RECORDS PROVIDED

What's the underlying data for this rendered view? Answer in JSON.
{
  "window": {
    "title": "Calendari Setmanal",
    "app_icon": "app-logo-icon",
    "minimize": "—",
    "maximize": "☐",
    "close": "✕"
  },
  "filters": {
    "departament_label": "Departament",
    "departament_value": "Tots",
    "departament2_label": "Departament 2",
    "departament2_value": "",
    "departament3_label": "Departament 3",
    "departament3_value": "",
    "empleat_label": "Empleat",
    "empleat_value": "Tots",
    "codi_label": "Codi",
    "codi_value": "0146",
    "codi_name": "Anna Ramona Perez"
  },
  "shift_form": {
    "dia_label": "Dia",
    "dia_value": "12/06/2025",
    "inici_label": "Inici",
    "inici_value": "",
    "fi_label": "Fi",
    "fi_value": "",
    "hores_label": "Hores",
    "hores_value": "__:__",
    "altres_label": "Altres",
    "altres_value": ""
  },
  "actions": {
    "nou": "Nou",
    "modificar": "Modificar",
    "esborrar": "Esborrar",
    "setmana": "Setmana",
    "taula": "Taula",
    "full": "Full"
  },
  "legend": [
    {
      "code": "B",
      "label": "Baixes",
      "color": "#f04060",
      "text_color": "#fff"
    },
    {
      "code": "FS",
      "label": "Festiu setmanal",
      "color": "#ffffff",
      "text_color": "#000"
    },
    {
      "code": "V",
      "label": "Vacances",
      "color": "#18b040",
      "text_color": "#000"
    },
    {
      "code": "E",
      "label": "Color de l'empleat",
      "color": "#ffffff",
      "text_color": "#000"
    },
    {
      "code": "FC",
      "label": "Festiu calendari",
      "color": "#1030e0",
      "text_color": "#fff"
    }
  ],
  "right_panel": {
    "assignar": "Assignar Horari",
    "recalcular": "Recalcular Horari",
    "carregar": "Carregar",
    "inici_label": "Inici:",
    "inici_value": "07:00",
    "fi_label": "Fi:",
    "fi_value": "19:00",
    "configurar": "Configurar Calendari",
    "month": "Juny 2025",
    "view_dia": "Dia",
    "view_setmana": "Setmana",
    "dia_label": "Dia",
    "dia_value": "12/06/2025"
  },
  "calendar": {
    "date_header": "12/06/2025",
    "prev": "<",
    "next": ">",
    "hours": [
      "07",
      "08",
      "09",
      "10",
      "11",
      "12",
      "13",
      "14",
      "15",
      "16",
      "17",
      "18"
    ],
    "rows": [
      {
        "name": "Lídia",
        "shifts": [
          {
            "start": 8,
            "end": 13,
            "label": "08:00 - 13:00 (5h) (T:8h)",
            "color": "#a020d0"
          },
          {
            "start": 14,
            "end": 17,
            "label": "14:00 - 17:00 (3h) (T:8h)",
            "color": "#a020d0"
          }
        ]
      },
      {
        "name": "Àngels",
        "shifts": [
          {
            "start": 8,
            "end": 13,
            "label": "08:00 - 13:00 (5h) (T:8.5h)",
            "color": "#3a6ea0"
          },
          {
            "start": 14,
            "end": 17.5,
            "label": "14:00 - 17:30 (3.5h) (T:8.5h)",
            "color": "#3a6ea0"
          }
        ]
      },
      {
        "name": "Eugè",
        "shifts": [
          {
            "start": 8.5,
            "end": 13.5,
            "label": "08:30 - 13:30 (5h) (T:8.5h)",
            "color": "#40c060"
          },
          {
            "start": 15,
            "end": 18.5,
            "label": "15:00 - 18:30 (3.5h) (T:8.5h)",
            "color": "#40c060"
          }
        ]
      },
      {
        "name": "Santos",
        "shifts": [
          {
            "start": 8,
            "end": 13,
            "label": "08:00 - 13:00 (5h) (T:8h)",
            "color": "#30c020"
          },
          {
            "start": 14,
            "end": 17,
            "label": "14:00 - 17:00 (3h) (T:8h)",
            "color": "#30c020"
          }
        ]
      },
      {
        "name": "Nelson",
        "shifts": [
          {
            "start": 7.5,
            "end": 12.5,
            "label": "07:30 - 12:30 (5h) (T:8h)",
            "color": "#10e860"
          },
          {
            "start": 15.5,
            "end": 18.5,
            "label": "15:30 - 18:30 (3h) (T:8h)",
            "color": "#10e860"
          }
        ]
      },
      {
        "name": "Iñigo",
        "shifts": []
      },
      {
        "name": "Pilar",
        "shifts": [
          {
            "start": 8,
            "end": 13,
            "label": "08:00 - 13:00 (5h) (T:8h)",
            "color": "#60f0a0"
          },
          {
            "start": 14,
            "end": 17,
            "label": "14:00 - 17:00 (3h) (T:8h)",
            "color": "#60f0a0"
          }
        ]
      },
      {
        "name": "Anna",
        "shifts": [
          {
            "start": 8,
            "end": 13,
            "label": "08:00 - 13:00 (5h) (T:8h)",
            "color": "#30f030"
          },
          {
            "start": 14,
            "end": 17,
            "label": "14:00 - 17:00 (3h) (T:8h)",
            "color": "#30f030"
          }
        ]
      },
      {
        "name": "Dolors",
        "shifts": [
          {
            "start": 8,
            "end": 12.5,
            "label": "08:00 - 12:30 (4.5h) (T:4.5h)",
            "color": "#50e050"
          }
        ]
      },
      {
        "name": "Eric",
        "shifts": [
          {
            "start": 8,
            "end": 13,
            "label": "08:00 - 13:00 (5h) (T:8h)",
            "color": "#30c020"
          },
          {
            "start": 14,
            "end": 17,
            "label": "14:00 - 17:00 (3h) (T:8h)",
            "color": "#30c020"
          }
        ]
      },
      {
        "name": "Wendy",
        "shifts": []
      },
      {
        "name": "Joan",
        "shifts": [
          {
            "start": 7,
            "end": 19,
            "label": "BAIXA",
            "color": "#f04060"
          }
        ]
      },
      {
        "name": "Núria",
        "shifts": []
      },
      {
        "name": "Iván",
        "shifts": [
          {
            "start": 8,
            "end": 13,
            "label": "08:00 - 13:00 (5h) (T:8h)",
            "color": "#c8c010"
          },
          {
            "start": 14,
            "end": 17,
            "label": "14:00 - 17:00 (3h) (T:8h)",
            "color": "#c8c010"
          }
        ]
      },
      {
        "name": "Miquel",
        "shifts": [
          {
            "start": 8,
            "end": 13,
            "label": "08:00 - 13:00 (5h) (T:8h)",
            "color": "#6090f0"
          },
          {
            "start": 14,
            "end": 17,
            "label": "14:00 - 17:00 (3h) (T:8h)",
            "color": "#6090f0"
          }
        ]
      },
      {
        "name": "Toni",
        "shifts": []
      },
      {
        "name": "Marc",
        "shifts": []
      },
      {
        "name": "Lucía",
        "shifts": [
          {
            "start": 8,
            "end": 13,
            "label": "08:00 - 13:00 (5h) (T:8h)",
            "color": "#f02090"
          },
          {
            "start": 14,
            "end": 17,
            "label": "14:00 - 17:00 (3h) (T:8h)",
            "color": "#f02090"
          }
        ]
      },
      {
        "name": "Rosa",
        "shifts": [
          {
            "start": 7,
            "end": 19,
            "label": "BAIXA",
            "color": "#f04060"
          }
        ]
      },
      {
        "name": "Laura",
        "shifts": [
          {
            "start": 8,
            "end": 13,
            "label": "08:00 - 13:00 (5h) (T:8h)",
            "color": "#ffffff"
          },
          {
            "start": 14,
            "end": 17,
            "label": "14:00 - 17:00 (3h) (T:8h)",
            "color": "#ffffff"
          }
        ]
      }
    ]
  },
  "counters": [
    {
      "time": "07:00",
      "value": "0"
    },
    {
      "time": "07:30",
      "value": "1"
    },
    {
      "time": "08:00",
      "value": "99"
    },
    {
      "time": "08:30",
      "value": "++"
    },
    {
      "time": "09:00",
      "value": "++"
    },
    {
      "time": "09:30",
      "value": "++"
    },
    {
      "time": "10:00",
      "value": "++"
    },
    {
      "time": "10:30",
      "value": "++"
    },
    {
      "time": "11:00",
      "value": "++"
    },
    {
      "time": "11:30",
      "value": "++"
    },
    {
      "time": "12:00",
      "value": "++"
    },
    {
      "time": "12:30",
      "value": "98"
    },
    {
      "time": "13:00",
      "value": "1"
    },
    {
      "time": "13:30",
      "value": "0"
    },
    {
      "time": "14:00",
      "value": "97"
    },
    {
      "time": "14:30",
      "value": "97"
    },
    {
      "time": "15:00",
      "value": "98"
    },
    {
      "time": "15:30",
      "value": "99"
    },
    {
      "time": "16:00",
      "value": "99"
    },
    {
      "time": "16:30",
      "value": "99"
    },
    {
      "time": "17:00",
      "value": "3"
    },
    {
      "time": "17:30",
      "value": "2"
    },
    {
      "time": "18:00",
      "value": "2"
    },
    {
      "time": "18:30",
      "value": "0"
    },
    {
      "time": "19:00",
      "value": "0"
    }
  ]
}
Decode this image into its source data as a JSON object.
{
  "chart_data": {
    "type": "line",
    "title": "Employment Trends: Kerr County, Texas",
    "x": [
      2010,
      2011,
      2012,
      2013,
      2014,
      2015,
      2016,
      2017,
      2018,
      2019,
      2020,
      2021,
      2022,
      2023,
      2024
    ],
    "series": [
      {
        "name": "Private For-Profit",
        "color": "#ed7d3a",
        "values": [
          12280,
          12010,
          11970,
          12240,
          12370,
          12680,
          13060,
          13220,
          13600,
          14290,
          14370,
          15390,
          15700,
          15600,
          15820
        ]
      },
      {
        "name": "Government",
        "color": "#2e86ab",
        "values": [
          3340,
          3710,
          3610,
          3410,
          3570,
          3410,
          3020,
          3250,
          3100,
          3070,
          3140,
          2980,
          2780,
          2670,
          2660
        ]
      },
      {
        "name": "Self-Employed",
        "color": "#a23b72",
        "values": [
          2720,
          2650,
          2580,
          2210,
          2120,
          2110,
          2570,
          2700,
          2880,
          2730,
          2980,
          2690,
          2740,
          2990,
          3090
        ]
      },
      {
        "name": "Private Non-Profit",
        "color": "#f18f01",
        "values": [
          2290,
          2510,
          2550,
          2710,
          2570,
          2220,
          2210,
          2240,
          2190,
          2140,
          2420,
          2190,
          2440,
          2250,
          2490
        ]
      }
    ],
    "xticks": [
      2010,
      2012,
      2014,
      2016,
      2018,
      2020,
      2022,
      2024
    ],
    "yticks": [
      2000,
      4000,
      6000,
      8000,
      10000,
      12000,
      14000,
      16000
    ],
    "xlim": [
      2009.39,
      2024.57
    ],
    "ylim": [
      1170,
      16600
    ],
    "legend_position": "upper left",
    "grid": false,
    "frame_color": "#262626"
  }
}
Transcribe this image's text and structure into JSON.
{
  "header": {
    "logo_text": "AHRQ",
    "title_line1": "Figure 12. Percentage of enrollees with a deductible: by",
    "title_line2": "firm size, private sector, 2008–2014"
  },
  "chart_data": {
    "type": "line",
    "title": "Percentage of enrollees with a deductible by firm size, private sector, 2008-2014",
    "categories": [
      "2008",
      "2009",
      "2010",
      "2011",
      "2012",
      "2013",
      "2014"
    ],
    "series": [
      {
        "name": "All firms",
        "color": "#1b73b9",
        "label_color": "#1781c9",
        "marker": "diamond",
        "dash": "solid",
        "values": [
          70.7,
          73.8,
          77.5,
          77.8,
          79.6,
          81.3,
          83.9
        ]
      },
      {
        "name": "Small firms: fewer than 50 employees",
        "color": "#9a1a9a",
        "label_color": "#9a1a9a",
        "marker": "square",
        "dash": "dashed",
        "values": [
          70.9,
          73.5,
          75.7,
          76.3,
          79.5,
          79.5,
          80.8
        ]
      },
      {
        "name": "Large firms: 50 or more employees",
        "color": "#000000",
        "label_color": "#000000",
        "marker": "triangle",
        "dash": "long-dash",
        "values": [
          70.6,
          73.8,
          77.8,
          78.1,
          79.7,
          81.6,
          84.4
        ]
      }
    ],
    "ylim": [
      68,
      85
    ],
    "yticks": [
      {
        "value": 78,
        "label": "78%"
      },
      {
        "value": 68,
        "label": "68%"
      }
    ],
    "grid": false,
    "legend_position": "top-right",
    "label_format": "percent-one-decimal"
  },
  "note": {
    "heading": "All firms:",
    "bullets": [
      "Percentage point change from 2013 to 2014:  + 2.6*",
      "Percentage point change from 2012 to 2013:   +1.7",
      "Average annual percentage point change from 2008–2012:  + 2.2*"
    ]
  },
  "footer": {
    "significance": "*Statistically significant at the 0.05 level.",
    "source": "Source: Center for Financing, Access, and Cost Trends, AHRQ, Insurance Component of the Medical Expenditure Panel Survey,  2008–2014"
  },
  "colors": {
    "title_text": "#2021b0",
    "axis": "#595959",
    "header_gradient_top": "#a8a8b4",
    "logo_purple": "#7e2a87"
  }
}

DIRECTION
Wherever a line in the data above holds "JSON", copy that line.

OUTPUT BELOW
What's the underlying data for this rendered view? Answer in JSON.
Decode this image into its source data as a JSON object.
Transcribe this image's text and structure into JSON.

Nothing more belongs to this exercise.